§ Data provided
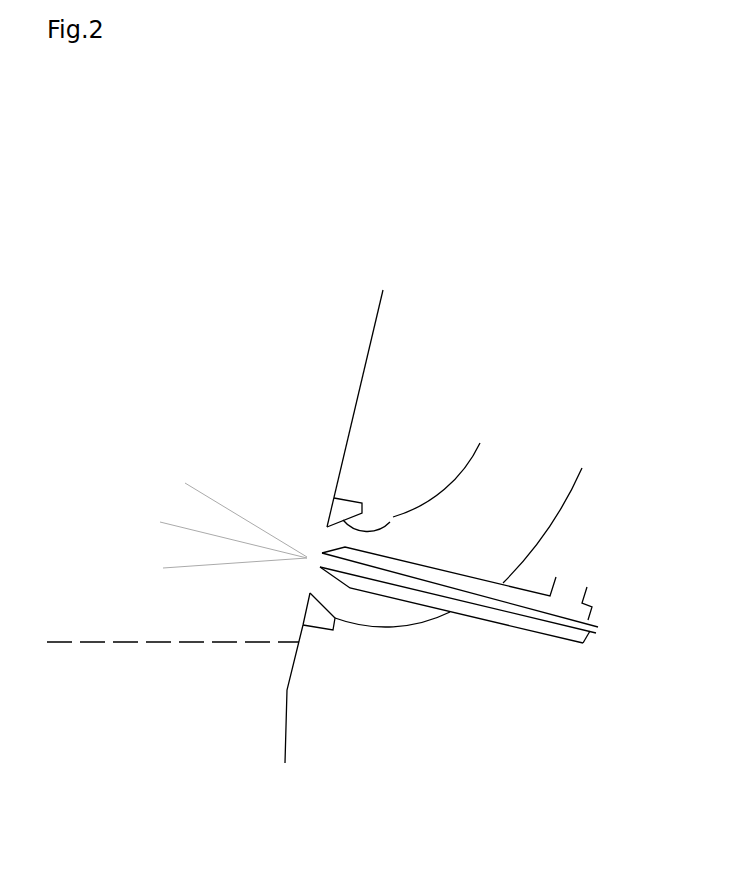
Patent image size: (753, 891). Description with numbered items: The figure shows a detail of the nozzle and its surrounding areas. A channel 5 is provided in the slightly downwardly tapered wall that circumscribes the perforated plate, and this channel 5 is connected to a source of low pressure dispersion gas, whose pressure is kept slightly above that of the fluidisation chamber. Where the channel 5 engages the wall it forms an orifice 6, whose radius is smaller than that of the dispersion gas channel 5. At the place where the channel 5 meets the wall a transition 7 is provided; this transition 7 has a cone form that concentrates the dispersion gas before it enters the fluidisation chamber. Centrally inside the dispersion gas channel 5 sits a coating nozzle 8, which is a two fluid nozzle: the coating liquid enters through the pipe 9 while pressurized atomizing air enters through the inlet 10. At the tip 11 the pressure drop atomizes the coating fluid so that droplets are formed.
...
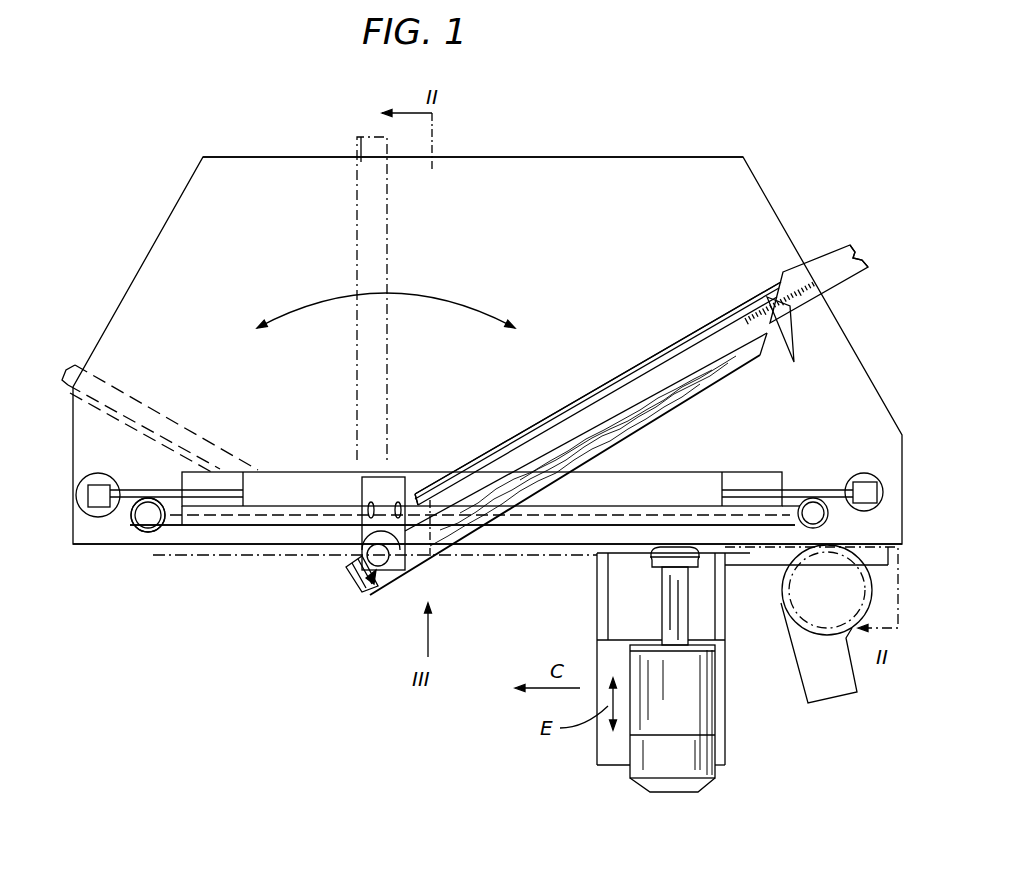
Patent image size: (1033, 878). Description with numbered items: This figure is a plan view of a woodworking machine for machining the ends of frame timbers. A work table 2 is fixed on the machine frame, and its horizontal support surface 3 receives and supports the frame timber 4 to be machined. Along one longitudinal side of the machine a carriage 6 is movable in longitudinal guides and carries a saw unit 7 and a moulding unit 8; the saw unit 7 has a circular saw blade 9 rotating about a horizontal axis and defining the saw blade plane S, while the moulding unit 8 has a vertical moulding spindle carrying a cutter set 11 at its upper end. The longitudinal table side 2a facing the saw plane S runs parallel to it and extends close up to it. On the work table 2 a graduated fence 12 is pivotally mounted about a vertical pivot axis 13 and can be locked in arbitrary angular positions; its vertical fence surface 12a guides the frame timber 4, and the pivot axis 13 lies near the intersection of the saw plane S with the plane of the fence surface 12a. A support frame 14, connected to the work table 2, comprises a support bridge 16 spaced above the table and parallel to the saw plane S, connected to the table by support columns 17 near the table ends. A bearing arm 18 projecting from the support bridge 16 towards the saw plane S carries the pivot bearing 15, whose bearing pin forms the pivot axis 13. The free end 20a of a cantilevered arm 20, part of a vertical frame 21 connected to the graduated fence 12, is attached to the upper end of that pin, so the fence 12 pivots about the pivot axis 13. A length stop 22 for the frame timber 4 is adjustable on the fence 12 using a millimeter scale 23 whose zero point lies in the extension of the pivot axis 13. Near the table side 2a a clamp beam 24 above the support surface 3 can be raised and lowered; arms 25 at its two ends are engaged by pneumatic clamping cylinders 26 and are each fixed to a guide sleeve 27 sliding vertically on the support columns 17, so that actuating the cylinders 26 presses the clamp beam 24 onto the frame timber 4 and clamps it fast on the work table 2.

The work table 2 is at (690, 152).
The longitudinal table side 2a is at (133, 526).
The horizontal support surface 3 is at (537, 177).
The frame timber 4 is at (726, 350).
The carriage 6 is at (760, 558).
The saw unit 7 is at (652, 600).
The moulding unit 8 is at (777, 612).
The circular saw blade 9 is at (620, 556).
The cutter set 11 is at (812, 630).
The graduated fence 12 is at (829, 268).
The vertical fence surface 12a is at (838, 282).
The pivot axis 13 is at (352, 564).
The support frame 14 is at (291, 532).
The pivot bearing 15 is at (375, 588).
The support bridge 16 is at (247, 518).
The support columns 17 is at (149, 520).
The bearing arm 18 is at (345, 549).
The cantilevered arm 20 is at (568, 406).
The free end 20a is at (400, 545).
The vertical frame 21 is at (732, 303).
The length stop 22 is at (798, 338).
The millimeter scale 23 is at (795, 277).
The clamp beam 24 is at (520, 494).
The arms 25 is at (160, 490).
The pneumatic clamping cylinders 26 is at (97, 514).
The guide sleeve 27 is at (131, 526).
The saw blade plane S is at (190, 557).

§ What is required
State how many lines in the entries contain the string "meets", treating uppercase and lowercase as different. Give only the number.

§ Result below
1